— start Material for this exercise —

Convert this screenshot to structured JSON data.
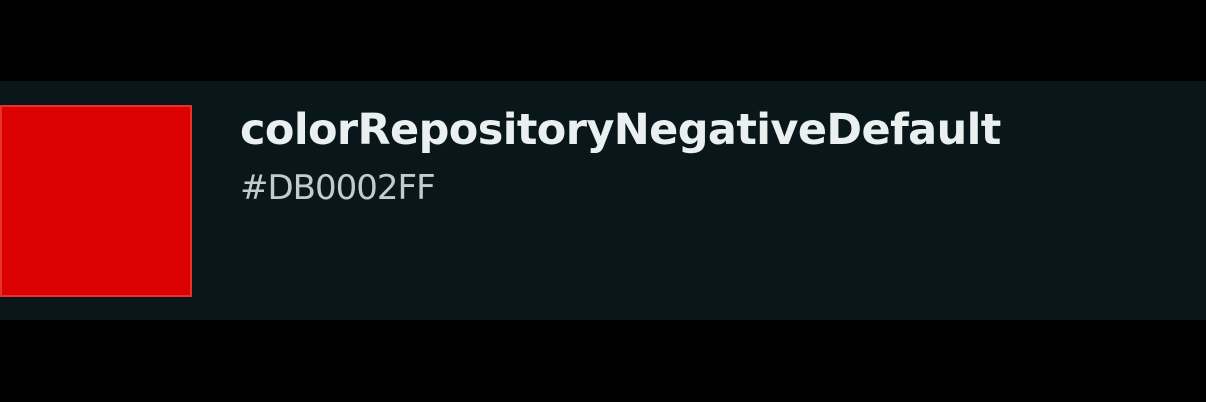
{
  "token": {
    "name": "colorRepositoryNegativeDefault",
    "value": "#DB0002FF",
    "swatch_color": "#DB0002",
    "swatch_border_color": "#E8302E"
  },
  "colors": {
    "page_background": "#000000",
    "card_background": "#09171A",
    "name_text": "#EAEFF0",
    "value_text": "#C4CBCE"
  }
}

— end Material for this exercise —

Quote the preceding listing precisely and completely, omitting its images.

Convert this screenshot to structured JSON data.
{
  "token": {
    "name": "colorRepositoryNegativeDefault",
    "value": "#DB0002FF",
    "swatch_color": "#DB0002",
    "swatch_border_color": "#E8302E"
  },
  "colors": {
    "page_background": "#000000",
    "card_background": "#09171A",
    "name_text": "#EAEFF0",
    "value_text": "#C4CBCE"
  }
}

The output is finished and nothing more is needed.